Stored data entries:

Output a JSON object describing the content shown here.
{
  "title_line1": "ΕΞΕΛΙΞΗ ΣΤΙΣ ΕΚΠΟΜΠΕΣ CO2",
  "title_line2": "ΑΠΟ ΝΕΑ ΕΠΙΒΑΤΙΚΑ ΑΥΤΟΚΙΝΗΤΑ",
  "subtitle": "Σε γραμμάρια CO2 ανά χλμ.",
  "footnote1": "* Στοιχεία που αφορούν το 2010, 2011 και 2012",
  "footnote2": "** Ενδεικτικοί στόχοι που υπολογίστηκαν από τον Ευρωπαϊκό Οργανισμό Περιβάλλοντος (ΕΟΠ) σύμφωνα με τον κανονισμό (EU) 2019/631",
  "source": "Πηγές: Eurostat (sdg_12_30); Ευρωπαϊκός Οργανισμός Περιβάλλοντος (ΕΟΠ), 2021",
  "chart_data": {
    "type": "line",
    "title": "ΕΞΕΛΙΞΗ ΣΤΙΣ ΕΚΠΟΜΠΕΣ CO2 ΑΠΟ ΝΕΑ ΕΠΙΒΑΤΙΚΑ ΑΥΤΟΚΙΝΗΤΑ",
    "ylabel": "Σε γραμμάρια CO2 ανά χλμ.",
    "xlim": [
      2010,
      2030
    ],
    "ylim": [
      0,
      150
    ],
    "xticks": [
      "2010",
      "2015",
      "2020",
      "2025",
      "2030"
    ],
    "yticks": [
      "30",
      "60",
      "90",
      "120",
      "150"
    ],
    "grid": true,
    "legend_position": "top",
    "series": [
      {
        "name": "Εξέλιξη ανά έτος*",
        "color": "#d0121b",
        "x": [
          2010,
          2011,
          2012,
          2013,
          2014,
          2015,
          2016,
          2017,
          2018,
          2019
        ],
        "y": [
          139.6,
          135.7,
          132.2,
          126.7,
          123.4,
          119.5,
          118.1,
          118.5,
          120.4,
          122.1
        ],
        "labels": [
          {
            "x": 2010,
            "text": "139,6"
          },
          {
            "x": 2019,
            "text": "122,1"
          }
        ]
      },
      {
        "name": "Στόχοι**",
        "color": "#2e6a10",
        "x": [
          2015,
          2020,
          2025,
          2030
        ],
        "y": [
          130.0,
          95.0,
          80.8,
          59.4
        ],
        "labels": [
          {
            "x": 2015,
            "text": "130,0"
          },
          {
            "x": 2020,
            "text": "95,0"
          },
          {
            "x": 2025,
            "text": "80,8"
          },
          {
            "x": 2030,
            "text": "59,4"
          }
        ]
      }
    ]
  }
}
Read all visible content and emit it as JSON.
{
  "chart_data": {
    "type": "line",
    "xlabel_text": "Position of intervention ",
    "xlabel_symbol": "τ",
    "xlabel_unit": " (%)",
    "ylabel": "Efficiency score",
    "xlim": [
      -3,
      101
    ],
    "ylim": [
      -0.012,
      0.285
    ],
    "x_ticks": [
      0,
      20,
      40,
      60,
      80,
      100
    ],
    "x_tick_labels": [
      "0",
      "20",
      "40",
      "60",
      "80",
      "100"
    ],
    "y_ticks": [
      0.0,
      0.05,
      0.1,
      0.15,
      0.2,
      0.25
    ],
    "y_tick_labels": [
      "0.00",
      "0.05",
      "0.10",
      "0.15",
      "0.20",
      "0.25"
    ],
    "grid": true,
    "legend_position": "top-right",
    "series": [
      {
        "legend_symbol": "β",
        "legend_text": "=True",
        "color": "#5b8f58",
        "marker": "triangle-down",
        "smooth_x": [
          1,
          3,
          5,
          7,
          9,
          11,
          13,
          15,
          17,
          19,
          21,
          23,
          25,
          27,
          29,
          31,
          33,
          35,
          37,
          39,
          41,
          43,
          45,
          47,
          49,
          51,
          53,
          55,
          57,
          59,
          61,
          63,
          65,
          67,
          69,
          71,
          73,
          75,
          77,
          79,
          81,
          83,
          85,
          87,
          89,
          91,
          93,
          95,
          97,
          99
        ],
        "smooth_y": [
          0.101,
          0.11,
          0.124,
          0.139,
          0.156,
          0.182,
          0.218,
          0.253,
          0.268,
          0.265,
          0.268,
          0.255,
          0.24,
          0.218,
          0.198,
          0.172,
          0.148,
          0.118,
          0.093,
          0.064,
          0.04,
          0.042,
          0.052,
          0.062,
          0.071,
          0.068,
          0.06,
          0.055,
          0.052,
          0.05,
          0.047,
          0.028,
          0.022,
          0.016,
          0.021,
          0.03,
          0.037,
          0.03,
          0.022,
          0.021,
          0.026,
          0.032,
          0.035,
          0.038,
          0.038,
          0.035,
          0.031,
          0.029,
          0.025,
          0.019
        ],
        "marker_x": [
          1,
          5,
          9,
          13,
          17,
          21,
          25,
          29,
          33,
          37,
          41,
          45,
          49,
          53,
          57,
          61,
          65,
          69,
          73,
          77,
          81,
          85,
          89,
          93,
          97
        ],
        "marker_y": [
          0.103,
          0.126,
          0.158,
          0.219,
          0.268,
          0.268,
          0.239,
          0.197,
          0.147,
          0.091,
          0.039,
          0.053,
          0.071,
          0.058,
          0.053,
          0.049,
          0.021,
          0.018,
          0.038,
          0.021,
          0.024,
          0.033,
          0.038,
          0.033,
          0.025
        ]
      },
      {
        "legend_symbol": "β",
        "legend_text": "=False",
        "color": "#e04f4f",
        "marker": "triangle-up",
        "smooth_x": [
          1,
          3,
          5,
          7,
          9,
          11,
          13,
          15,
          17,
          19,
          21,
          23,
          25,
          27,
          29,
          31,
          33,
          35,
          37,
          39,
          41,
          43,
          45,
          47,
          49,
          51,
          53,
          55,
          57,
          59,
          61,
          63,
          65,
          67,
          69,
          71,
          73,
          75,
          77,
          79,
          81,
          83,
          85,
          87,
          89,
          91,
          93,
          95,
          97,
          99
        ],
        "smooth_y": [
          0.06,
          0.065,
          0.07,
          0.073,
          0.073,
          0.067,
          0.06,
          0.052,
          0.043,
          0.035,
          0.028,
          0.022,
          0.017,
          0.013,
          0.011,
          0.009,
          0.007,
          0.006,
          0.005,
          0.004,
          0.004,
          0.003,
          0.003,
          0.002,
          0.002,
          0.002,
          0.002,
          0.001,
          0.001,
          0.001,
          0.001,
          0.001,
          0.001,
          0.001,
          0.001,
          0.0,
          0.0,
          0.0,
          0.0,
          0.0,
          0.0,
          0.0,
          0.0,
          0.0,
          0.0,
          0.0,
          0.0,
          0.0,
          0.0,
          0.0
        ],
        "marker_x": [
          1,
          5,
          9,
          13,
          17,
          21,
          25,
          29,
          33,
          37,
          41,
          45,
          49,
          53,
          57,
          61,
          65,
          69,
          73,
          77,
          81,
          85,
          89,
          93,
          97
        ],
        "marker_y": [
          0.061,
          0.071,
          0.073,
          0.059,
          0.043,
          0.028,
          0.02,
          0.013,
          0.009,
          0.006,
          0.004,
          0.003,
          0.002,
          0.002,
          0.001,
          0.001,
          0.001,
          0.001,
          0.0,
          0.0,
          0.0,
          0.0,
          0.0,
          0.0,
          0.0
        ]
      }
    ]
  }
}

▸ **Given request**
Output each record exactly, leaving nothing out.

▸ **Answer to this exercise**
Output a JSON object describing the content shown here.
{
  "title_line1": "ΕΞΕΛΙΞΗ ΣΤΙΣ ΕΚΠΟΜΠΕΣ CO2",
  "title_line2": "ΑΠΟ ΝΕΑ ΕΠΙΒΑΤΙΚΑ ΑΥΤΟΚΙΝΗΤΑ",
  "subtitle": "Σε γραμμάρια CO2 ανά χλμ.",
  "footnote1": "* Στοιχεία που αφορούν το 2010, 2011 και 2012",
  "footnote2": "** Ενδεικτικοί στόχοι που υπολογίστηκαν από τον Ευρωπαϊκό Οργανισμό Περιβάλλοντος (ΕΟΠ) σύμφωνα με τον κανονισμό (EU) 2019/631",
  "source": "Πηγές: Eurostat (sdg_12_30); Ευρωπαϊκός Οργανισμός Περιβάλλοντος (ΕΟΠ), 2021",
  "chart_data": {
    "type": "line",
    "title": "ΕΞΕΛΙΞΗ ΣΤΙΣ ΕΚΠΟΜΠΕΣ CO2 ΑΠΟ ΝΕΑ ΕΠΙΒΑΤΙΚΑ ΑΥΤΟΚΙΝΗΤΑ",
    "ylabel": "Σε γραμμάρια CO2 ανά χλμ.",
    "xlim": [
      2010,
      2030
    ],
    "ylim": [
      0,
      150
    ],
    "xticks": [
      "2010",
      "2015",
      "2020",
      "2025",
      "2030"
    ],
    "yticks": [
      "30",
      "60",
      "90",
      "120",
      "150"
    ],
    "grid": true,
    "legend_position": "top",
    "series": [
      {
        "name": "Εξέλιξη ανά έτος*",
        "color": "#d0121b",
        "x": [
          2010,
          2011,
          2012,
          2013,
          2014,
          2015,
          2016,
          2017,
          2018,
          2019
        ],
        "y": [
          139.6,
          135.7,
          132.2,
          126.7,
          123.4,
          119.5,
          118.1,
          118.5,
          120.4,
          122.1
        ],
        "labels": [
          {
            "x": 2010,
            "text": "139,6"
          },
          {
            "x": 2019,
            "text": "122,1"
          }
        ]
      },
      {
        "name": "Στόχοι**",
        "color": "#2e6a10",
        "x": [
          2015,
          2020,
          2025,
          2030
        ],
        "y": [
          130.0,
          95.0,
          80.8,
          59.4
        ],
        "labels": [
          {
            "x": 2015,
            "text": "130,0"
          },
          {
            "x": 2020,
            "text": "95,0"
          },
          {
            "x": 2025,
            "text": "80,8"
          },
          {
            "x": 2030,
            "text": "59,4"
          }
        ]
      }
    ]
  }
}
Read all visible content and emit it as JSON.
{
  "chart_data": {
    "type": "line",
    "xlabel_text": "Position of intervention ",
    "xlabel_symbol": "τ",
    "xlabel_unit": " (%)",
    "ylabel": "Efficiency score",
    "xlim": [
      -3,
      101
    ],
    "ylim": [
      -0.012,
      0.285
    ],
    "x_ticks": [
      0,
      20,
      40,
      60,
      80,
      100
    ],
    "x_tick_labels": [
      "0",
      "20",
      "40",
      "60",
      "80",
      "100"
    ],
    "y_ticks": [
      0.0,
      0.05,
      0.1,
      0.15,
      0.2,
      0.25
    ],
    "y_tick_labels": [
      "0.00",
      "0.05",
      "0.10",
      "0.15",
      "0.20",
      "0.25"
    ],
    "grid": true,
    "legend_position": "top-right",
    "series": [
      {
        "legend_symbol": "β",
        "legend_text": "=True",
        "color": "#5b8f58",
        "marker": "triangle-down",
        "smooth_x": [
          1,
          3,
          5,
          7,
          9,
          11,
          13,
          15,
          17,
          19,
          21,
          23,
          25,
          27,
          29,
          31,
          33,
          35,
          37,
          39,
          41,
          43,
          45,
          47,
          49,
          51,
          53,
          55,
          57,
          59,
          61,
          63,
          65,
          67,
          69,
          71,
          73,
          75,
          77,
          79,
          81,
          83,
          85,
          87,
          89,
          91,
          93,
          95,
          97,
          99
        ],
        "smooth_y": [
          0.101,
          0.11,
          0.124,
          0.139,
          0.156,
          0.182,
          0.218,
          0.253,
          0.268,
          0.265,
          0.268,
          0.255,
          0.24,
          0.218,
          0.198,
          0.172,
          0.148,
          0.118,
          0.093,
          0.064,
          0.04,
          0.042,
          0.052,
          0.062,
          0.071,
          0.068,
          0.06,
          0.055,
          0.052,
          0.05,
          0.047,
          0.028,
          0.022,
          0.016,
          0.021,
          0.03,
          0.037,
          0.03,
          0.022,
          0.021,
          0.026,
          0.032,
          0.035,
          0.038,
          0.038,
          0.035,
          0.031,
          0.029,
          0.025,
          0.019
        ],
        "marker_x": [
          1,
          5,
          9,
          13,
          17,
          21,
          25,
          29,
          33,
          37,
          41,
          45,
          49,
          53,
          57,
          61,
          65,
          69,
          73,
          77,
          81,
          85,
          89,
          93,
          97
        ],
        "marker_y": [
          0.103,
          0.126,
          0.158,
          0.219,
          0.268,
          0.268,
          0.239,
          0.197,
          0.147,
          0.091,
          0.039,
          0.053,
          0.071,
          0.058,
          0.053,
          0.049,
          0.021,
          0.018,
          0.038,
          0.021,
          0.024,
          0.033,
          0.038,
          0.033,
          0.025
        ]
      },
      {
        "legend_symbol": "β",
        "legend_text": "=False",
        "color": "#e04f4f",
        "marker": "triangle-up",
        "smooth_x": [
          1,
          3,
          5,
          7,
          9,
          11,
          13,
          15,
          17,
          19,
          21,
          23,
          25,
          27,
          29,
          31,
          33,
          35,
          37,
          39,
          41,
          43,
          45,
          47,
          49,
          51,
          53,
          55,
          57,
          59,
          61,
          63,
          65,
          67,
          69,
          71,
          73,
          75,
          77,
          79,
          81,
          83,
          85,
          87,
          89,
          91,
          93,
          95,
          97,
          99
        ],
        "smooth_y": [
          0.06,
          0.065,
          0.07,
          0.073,
          0.073,
          0.067,
          0.06,
          0.052,
          0.043,
          0.035,
          0.028,
          0.022,
          0.017,
          0.013,
          0.011,
          0.009,
          0.007,
          0.006,
          0.005,
          0.004,
          0.004,
          0.003,
          0.003,
          0.002,
          0.002,
          0.002,
          0.002,
          0.001,
          0.001,
          0.001,
          0.001,
          0.001,
          0.001,
          0.001,
          0.001,
          0.0,
          0.0,
          0.0,
          0.0,
          0.0,
          0.0,
          0.0,
          0.0,
          0.0,
          0.0,
          0.0,
          0.0,
          0.0,
          0.0,
          0.0
        ],
        "marker_x": [
          1,
          5,
          9,
          13,
          17,
          21,
          25,
          29,
          33,
          37,
          41,
          45,
          49,
          53,
          57,
          61,
          65,
          69,
          73,
          77,
          81,
          85,
          89,
          93,
          97
        ],
        "marker_y": [
          0.061,
          0.071,
          0.073,
          0.059,
          0.043,
          0.028,
          0.02,
          0.013,
          0.009,
          0.006,
          0.004,
          0.003,
          0.002,
          0.002,
          0.001,
          0.001,
          0.001,
          0.001,
          0.0,
          0.0,
          0.0,
          0.0,
          0.0,
          0.0,
          0.0
        ]
      }
    ]
  }
}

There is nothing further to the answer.